Lines of data:

● ● ● ● ●

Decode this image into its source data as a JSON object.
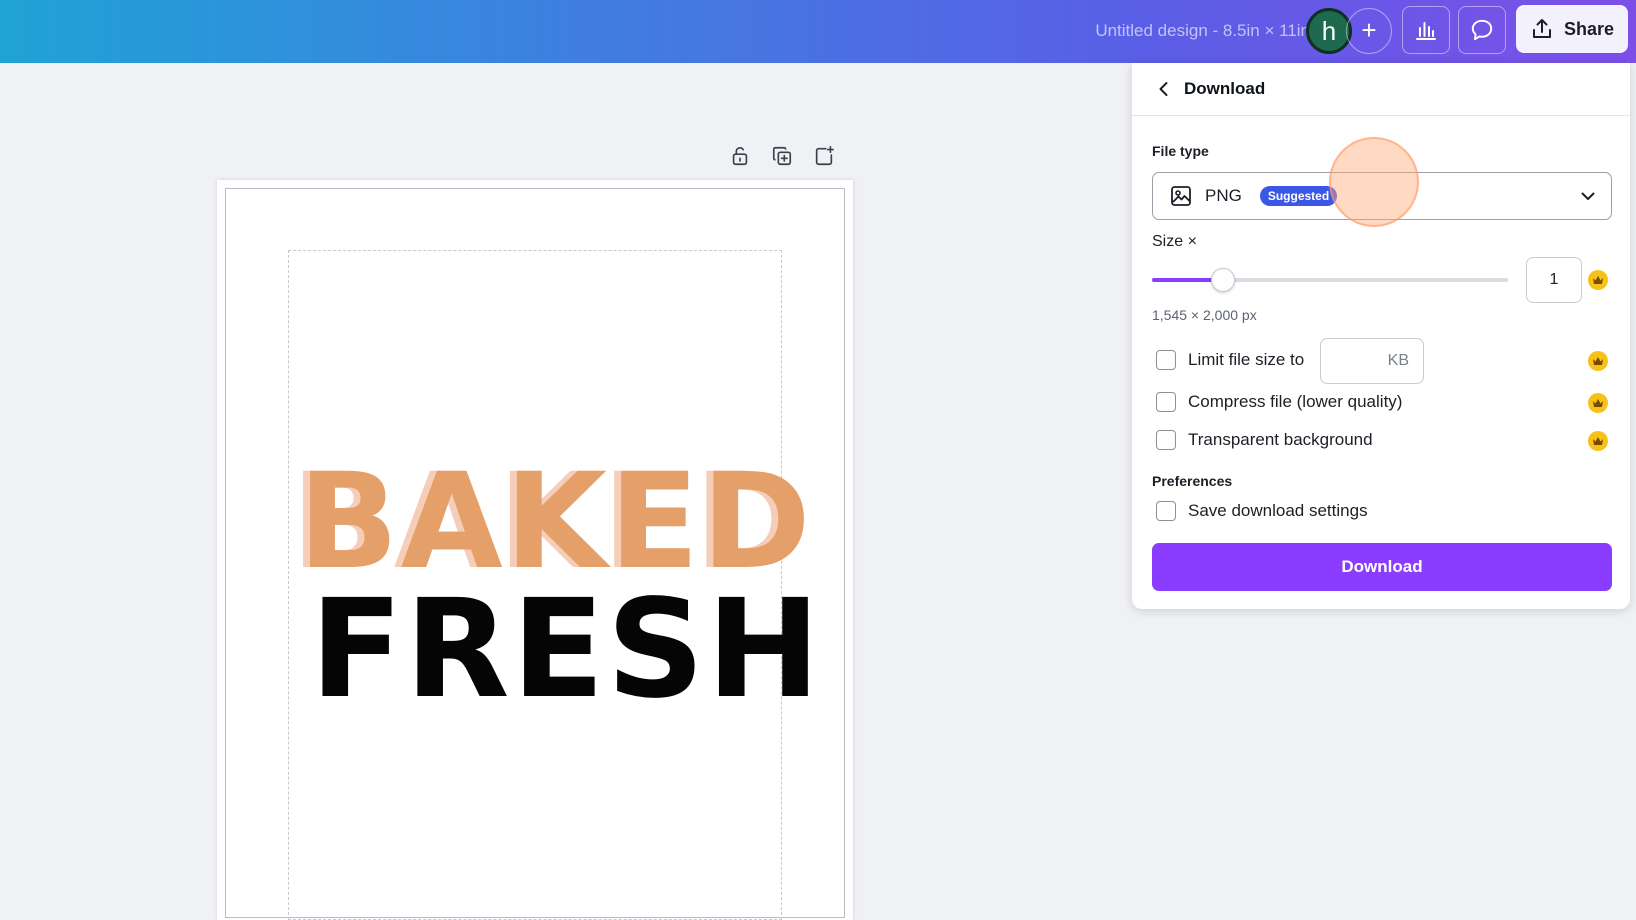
{
  "topbar": {
    "doc_title": "Untitled design - 8.5in × 11in",
    "avatar_letter": "h",
    "add_label": "+",
    "share_label": "Share",
    "icons": [
      "plus-icon",
      "bar-chart-icon",
      "comment-icon",
      "share-upload-icon"
    ]
  },
  "canvas": {
    "line1": "BAKED",
    "line2": "FRESH",
    "line1_color": "#e5a06a",
    "line1_shadow_color": "#f6cdb8",
    "line2_color": "#050505",
    "tools": [
      "unlock-icon",
      "duplicate-icon",
      "add-page-icon"
    ]
  },
  "download_panel": {
    "title": "Download",
    "file_type_label": "File type",
    "file_type_value": "PNG",
    "suggested_badge": "Suggested",
    "size_label": "Size ×",
    "size_value": "1",
    "size_fraction": 0.2,
    "dimensions": "1,545 × 2,000 px",
    "limit_label": "Limit file size to",
    "kb_unit": "KB",
    "compress_label": "Compress file (lower quality)",
    "transparent_label": "Transparent background",
    "preferences_label": "Preferences",
    "save_settings_label": "Save download settings",
    "download_button": "Download",
    "accent_color": "#8b3dff",
    "badge_color": "#3b57e8",
    "crown_color": "#f5c21a"
  }
}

● ● ● ● ●

Quote the entries above word for word. Leave the images out.

**ANSWER IN FULL**
Decode this image into its source data as a JSON object.
{
  "topbar": {
    "doc_title": "Untitled design - 8.5in × 11in",
    "avatar_letter": "h",
    "add_label": "+",
    "share_label": "Share",
    "icons": [
      "plus-icon",
      "bar-chart-icon",
      "comment-icon",
      "share-upload-icon"
    ]
  },
  "canvas": {
    "line1": "BAKED",
    "line2": "FRESH",
    "line1_color": "#e5a06a",
    "line1_shadow_color": "#f6cdb8",
    "line2_color": "#050505",
    "tools": [
      "unlock-icon",
      "duplicate-icon",
      "add-page-icon"
    ]
  },
  "download_panel": {
    "title": "Download",
    "file_type_label": "File type",
    "file_type_value": "PNG",
    "suggested_badge": "Suggested",
    "size_label": "Size ×",
    "size_value": "1",
    "size_fraction": 0.2,
    "dimensions": "1,545 × 2,000 px",
    "limit_label": "Limit file size to",
    "kb_unit": "KB",
    "compress_label": "Compress file (lower quality)",
    "transparent_label": "Transparent background",
    "preferences_label": "Preferences",
    "save_settings_label": "Save download settings",
    "download_button": "Download",
    "accent_color": "#8b3dff",
    "badge_color": "#3b57e8",
    "crown_color": "#f5c21a"
  }
}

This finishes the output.